## Extrait à lire
Joseph Déjacque crée ce néologisme en 1857[3] pour affirmer le caractère égalitaire et social de l'anarchisme naissant. Les anarchistes français s'y rallient à la suite de l'entrée en vigueur des lois scélérates.
Au cours de la seconde moitié du XXe siècle, les termes "anarchiste" et "libertaire" commencent à être utilisés différemment. "Anarchiste" désignant ceux qui veulent abolir l'État, le capitalisme et les religions, tandis que "libertaire" est utilisé plus largement dans les nouveaux mouvements sociaux et la contre-culture. Cependant les deux sensibilités se réfèrent aux mêmes racines idéologiques[4].
Il est également souvent employé dans des contextes culturels et médiatiques pour désigner une attitude ou une posture individualiste, privilégiant la liberté personnelle et parfois déconnectée de toute dimension politique ou sociale concrète[5].
Le projet libertaire ou anarchiste a pour but de développer une société sans domination et sans exploitation, où les individus-producteurs s'associent et coopèrent librement dans une dynamique d'autogestion, de fédéralisme et de liberté politique par la démocratie directe organisée autour du mandatement impératif.
L’anarchisme est employé tantôt péjorativement par ses détracteurs, comme synonyme de désordre social et dans un sens qui se rapproche de l’anomie. Cela a entraîné une connotation négative pour certains, ce qui est moins fort avec le terme libertaire.
Pour ces derniers l'anarchie n'est justement pas le désordre social mais au contraire l'ordre social absolu grâce notamment au collectivisme anti-capitaliste qui contrairement à l'idée de possessions privées capitalisées, suggère l'idée de possessions individuelles ne garantissant quant à elles aucun droit de propriété concernant l'accumulation de biens non utilisés[6]. L’anarchie est donc organisée et structurée : c'est l'ordre moins le pouvoir.
Comme le précise l'essayiste Hem Day : « On ne le dira jamais assez, l’anarchisme, c’est l’ordre sans le gouvernement ; c’est la paix sans la violence. C’est le contraire précisément de tout ce qu’on lui reproche, soit par ignorance, soit par mauvaise foi »[7].
Le mot « libertaire » a été créé par Joseph Déjacque, militant et écrivain anarchiste, par opposition à « libéral »[8]. Le néologisme construit sur un modèle alors répandu chez les socialistes utopiques par l'usage du terme prolétaire (égalitaire, fraternitaire), apparaît dans une lettre ouverte à P. J. Proudhon, De l'Être-Humain mâle et femelle - Lettre à P. J. Proudhon, publiée à La Nouvelle-Orléans en mai 1857. Joseph Déjacque s'oppose à la misogynie de Proudhon et l'accuse d'être « anarchiste juste-milieu, libéral et non libertaire ». Contre son conservatisme en matière de mœurs, Déjacque revendique la parité des sexes et la liberté du désir dans une société affranchie de l'exploitation et de l'autorité.

## Données fournies
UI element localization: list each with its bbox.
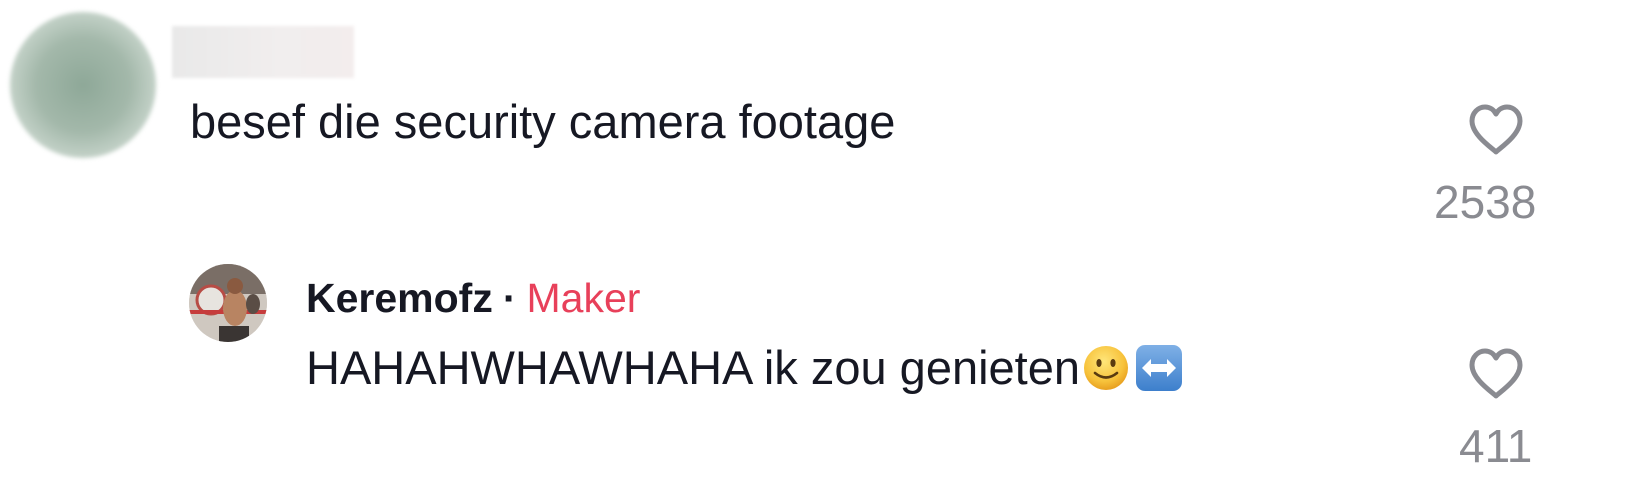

...

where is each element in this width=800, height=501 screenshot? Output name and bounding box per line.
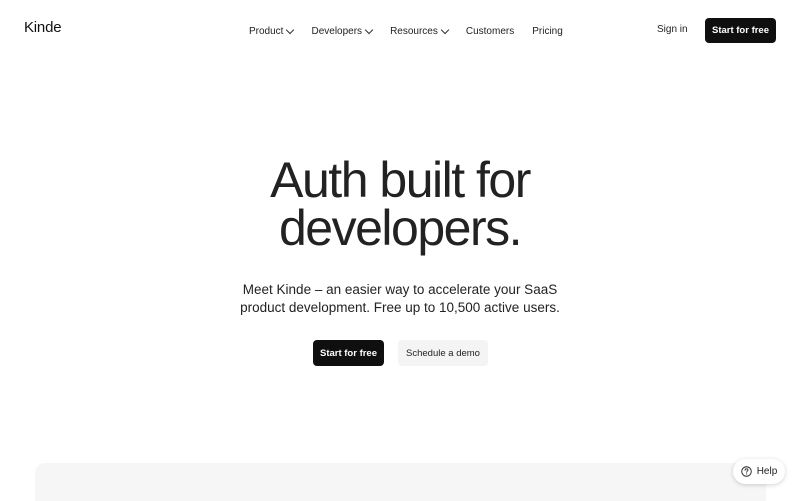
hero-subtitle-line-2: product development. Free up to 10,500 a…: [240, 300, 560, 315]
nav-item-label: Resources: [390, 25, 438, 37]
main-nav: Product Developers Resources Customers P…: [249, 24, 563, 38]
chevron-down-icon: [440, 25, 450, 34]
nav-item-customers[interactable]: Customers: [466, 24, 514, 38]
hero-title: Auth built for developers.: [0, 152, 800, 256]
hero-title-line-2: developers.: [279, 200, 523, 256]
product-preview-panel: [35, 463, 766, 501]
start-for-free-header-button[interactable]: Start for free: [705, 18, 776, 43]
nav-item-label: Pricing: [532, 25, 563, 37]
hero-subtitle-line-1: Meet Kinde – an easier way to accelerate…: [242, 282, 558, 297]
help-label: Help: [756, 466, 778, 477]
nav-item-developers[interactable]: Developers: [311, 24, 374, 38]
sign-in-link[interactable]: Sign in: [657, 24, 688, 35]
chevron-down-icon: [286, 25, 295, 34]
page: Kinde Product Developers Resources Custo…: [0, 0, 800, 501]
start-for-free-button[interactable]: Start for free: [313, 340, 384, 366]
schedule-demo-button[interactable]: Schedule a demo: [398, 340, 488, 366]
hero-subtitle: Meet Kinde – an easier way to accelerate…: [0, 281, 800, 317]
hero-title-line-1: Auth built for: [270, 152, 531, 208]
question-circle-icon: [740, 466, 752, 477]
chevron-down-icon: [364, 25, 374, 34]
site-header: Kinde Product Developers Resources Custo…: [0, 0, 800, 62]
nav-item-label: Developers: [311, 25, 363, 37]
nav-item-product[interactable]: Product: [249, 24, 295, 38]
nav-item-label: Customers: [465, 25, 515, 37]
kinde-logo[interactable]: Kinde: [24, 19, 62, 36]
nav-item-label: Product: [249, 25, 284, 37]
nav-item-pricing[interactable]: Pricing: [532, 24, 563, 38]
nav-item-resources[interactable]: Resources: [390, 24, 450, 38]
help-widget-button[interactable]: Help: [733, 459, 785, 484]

## Consignes de l'exercice
**a.** Relevez toutes les personnes nommées dans l'extrait sur le mot « libertaire ».
**b.** Recopiez, dans le listing, les lignes situées entre celle qui contient « where is each » et celle qui contient « main-nav: Product Developers », ces deux lignes comprises, en omettant l'image.

## Corrigé détaillé
**a.** Joseph Déjacque ; P. J. Proudhon ; Hem Day

**b.**
where is each element in this width=800, height=501 screenshot? Output name and bounding box per line.
hero-subtitle-line-2: product development. Free up to 10,500 a…: [240, 300, 560, 315]
nav-item-label: Resources: [390, 25, 438, 37]
main-nav: Product Developers Resources Customers P…: [249, 24, 563, 38]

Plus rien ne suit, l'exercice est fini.